• Written request
Return every line in the material that contains the string "unit".

┌──

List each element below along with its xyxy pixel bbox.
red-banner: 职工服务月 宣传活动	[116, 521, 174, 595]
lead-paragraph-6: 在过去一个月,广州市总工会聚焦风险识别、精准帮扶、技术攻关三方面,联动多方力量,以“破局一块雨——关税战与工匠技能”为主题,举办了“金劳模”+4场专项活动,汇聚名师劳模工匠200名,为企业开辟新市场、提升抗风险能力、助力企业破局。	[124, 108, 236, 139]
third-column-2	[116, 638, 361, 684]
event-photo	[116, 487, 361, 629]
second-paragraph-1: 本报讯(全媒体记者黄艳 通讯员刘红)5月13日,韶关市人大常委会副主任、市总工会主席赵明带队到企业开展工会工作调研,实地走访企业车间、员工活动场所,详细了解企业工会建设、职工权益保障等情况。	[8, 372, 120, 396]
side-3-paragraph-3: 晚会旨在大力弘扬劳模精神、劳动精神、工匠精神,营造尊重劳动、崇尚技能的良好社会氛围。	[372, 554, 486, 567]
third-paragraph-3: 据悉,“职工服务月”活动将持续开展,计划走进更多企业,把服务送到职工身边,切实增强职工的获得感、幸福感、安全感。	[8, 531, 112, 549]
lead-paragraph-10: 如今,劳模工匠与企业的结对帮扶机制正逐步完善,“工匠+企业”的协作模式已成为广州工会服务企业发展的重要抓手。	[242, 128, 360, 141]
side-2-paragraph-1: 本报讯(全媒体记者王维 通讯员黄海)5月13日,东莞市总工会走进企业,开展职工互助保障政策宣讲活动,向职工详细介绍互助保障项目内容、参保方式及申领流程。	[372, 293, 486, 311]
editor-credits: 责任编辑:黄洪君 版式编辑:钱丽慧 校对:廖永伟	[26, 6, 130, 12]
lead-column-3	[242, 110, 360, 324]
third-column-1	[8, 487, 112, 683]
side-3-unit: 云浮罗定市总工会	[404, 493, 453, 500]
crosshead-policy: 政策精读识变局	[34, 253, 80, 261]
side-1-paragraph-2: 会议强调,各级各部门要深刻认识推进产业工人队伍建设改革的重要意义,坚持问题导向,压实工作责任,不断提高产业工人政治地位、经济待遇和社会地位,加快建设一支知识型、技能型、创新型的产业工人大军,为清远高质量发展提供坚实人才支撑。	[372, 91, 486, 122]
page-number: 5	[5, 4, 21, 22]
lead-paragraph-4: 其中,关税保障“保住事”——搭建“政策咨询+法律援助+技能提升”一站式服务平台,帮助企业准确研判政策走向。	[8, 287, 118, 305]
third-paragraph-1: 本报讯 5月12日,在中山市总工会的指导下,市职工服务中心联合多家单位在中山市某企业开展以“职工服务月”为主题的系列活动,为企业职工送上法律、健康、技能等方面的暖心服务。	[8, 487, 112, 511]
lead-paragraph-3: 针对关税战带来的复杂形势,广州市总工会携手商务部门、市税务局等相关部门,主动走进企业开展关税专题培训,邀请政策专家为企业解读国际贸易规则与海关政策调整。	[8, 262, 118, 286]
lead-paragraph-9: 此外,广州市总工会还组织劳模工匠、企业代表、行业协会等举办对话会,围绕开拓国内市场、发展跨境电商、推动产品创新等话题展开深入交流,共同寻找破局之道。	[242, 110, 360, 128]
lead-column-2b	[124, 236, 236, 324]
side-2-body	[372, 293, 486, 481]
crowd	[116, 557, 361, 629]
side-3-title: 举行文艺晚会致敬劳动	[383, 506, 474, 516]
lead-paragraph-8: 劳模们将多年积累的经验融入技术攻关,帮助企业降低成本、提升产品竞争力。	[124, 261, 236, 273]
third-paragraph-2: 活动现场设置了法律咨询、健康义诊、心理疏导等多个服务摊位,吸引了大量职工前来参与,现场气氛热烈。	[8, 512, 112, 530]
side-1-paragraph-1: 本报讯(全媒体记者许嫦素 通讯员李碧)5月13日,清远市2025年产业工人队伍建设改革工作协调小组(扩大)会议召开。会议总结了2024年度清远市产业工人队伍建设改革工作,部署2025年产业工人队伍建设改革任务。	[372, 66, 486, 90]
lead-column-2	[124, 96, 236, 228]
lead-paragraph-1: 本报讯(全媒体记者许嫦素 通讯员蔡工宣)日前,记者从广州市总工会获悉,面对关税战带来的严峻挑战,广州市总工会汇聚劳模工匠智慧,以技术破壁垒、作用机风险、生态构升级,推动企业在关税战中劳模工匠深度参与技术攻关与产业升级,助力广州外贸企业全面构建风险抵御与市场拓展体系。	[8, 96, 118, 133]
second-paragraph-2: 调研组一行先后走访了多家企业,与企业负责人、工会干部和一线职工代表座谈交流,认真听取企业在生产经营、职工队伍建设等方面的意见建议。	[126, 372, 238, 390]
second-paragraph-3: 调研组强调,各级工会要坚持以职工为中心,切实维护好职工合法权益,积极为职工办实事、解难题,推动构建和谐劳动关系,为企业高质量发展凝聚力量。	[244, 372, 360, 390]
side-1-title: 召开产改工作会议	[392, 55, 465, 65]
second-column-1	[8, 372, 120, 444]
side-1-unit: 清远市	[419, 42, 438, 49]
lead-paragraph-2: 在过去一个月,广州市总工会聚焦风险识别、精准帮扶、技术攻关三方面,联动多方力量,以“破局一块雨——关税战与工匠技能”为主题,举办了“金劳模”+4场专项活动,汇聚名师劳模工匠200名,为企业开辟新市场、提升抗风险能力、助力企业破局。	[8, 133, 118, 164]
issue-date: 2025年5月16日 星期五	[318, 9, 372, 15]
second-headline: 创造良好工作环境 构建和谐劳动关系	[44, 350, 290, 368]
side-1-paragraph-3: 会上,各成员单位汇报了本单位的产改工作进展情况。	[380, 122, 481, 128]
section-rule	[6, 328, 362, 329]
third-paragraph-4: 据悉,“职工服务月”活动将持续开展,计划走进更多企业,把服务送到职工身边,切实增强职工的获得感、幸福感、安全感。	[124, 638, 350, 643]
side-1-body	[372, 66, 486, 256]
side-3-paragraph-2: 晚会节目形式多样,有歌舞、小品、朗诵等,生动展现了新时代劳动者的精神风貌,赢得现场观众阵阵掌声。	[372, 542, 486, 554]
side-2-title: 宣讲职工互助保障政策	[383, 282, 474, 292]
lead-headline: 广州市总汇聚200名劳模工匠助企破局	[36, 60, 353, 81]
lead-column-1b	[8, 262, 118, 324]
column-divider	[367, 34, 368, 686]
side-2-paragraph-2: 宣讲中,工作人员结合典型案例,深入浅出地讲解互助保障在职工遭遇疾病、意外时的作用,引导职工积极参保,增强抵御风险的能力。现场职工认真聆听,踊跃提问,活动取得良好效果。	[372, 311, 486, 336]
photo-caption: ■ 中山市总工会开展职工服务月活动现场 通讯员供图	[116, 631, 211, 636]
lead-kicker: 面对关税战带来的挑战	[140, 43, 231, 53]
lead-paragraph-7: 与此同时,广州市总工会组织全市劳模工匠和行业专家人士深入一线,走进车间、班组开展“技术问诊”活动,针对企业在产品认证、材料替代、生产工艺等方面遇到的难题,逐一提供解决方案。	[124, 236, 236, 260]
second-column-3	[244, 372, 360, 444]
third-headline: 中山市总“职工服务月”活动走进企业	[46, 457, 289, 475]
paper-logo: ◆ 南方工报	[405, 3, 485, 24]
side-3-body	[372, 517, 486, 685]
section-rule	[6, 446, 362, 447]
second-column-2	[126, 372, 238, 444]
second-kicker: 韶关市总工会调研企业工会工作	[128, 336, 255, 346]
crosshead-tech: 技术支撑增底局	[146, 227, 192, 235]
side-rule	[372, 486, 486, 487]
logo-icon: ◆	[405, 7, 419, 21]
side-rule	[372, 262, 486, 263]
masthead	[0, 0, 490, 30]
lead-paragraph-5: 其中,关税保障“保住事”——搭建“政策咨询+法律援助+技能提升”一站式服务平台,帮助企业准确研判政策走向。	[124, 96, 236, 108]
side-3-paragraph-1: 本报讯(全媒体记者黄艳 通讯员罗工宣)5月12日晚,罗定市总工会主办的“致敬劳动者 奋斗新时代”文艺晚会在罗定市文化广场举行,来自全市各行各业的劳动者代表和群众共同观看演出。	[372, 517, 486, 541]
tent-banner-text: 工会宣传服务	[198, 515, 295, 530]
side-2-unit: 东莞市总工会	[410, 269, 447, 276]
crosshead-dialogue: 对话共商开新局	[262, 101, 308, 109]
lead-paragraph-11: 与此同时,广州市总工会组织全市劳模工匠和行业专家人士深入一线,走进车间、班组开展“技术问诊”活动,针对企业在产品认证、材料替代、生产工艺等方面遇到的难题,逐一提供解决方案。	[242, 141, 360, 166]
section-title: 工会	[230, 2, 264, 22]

└──

• The completed task
side-3-unit: 云浮罗定市总工会	[404, 493, 453, 500]
side-1-unit: 清远市	[419, 42, 438, 49]
side-2-unit: 东莞市总工会	[410, 269, 447, 276]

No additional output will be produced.